* Задания
1) Кто, согласно тексту о Бруте, был начальником конницы при Цезаре?
2) Согласуются ли с текстом о Бруте утверждения: (а) Марк Антоний был внучатым племянником Цезаря; (б) после убийства Цезаря Брут и его друзья бежали в Грецию; (в) Брут и Кассий покинули Италию, уже имея флот? Для каждого ответьте «да» или «нет» и приведите решающие слова текста.

* Выбранный текст
---*---
Брут Марк Юний (85–42 гг. до н. э.) в Древнем Риме глава заговора 44 г. до н. э. против Юлия Цезаря. Возглавил республиканцев в борьбе со вторым триумвиратом.

Брут и его друзья ничего не добились. Они устранили Цезаря, но не могли восстановить республику. У власти остались цезарианцы. Во главе их стоял Марк Антоний, близкий Цезарю военачальник – храбрый, горячий, но нерешительный. Вторым вождем цезарианцев был начальник конницы при Цезаре Марк Эмилий Лепид. Третьим был молодой внучатый племянник Цезаря Октавиан. Они составили правительство, известное как второй триумвират, и разделили между собой власть.

Брут и его друзья бежали в Грецию, готовясь к борьбе. Брут проявил замечательные качества полководца и правителя. В короткое время он собрал значительные силы. Малая Азия, Сирия, Греция были за него. К нему стеклись бывшие солдаты и офицеры Помпея. Царьки Малой Азии доставляли ему оружие и деньги.

Еще недавно Брут и Кассий покинули Италию беглецами, без денег, без оружия, не имея ни одного корабля, ни одного города на своей стороне. А через несколько месяцев у них был отлично снаряженный флот, пехота, конница, богатая казна и обширная территория на востоке Римского государства.
---*---
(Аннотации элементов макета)

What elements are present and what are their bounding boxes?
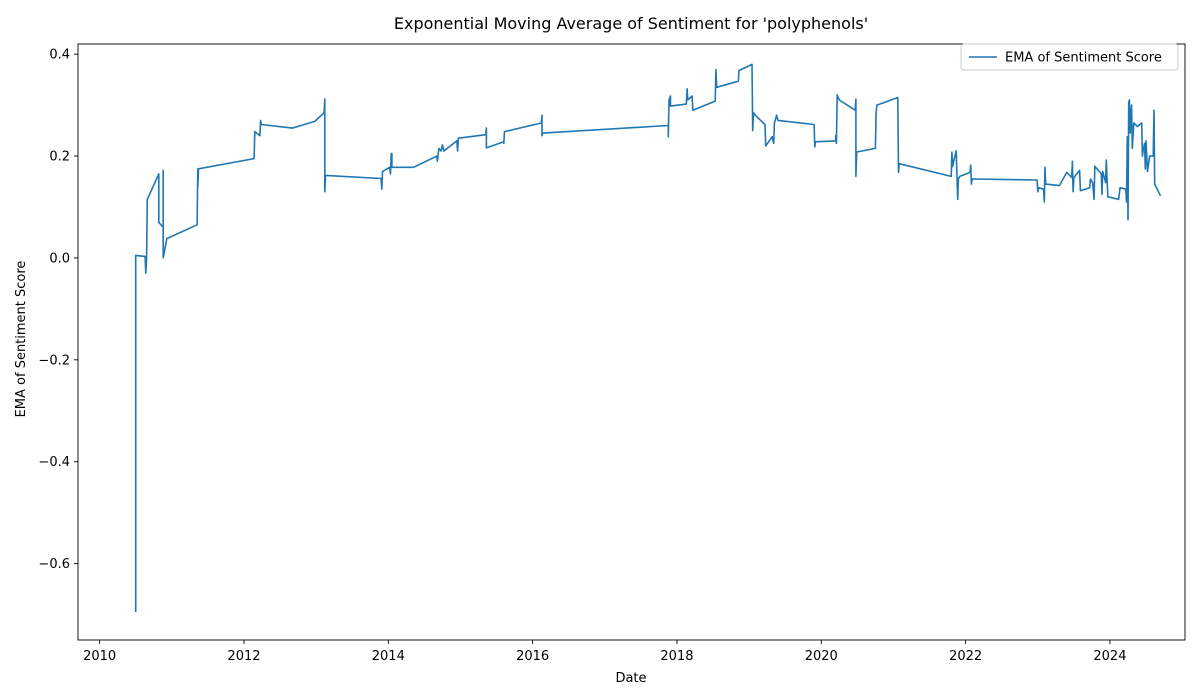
x-tick-label: 2024 — [1093, 649, 1126, 664]
y-tick-label: 0.0 — [49, 251, 70, 266]
x-axis: 2010 2012 2014 2016 2018 2020 2022 2024 — [83, 640, 1126, 664]
plot-frame — [77, 43, 1186, 641]
legend-label: EMA of Sentiment Score — [1005, 51, 1162, 66]
x-tick-label: 2016 — [516, 649, 549, 664]
y-tick-label: 0.4 — [49, 48, 70, 63]
x-tick-label: 2010 — [83, 649, 116, 664]
ema-series-line — [134, 63, 1162, 612]
y-tick-label: −0.2 — [38, 353, 70, 368]
chart-title: Exponential Moving Average of Sentiment … — [394, 14, 868, 33]
x-tick-label: 2014 — [372, 649, 405, 664]
y-axis: −0.6 −0.4 −0.2 0.0 0.2 0.4 — [38, 48, 78, 572]
legend: EMA of Sentiment Score — [960, 43, 1179, 71]
x-tick-label: 2012 — [227, 649, 260, 664]
y-tick-label: −0.6 — [38, 557, 70, 572]
x-tick-label: 2020 — [805, 649, 838, 664]
x-tick-label: 2022 — [949, 649, 982, 664]
legend-box — [960, 43, 1179, 71]
y-tick-label: 0.2 — [49, 150, 70, 165]
x-tick-label: 2018 — [660, 649, 693, 664]
x-axis-title: Date — [615, 671, 646, 686]
y-tick-label: −0.4 — [38, 455, 70, 470]
y-axis-title: EMA of Sentiment Score — [14, 261, 29, 418]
---*---
* Разбор ответов
1) Марк Эмилий Лепид.

2)
(а) Нет: «Во главе их стоял Марк Антоний, близкий Цезарю военачальник». Внучатым племянником Цезаря текст называет Октавиана.
(б) Да: «Брут и его друзья бежали в Грецию, готовясь к борьбе».
(в) Нет: «не имея ни одного корабля».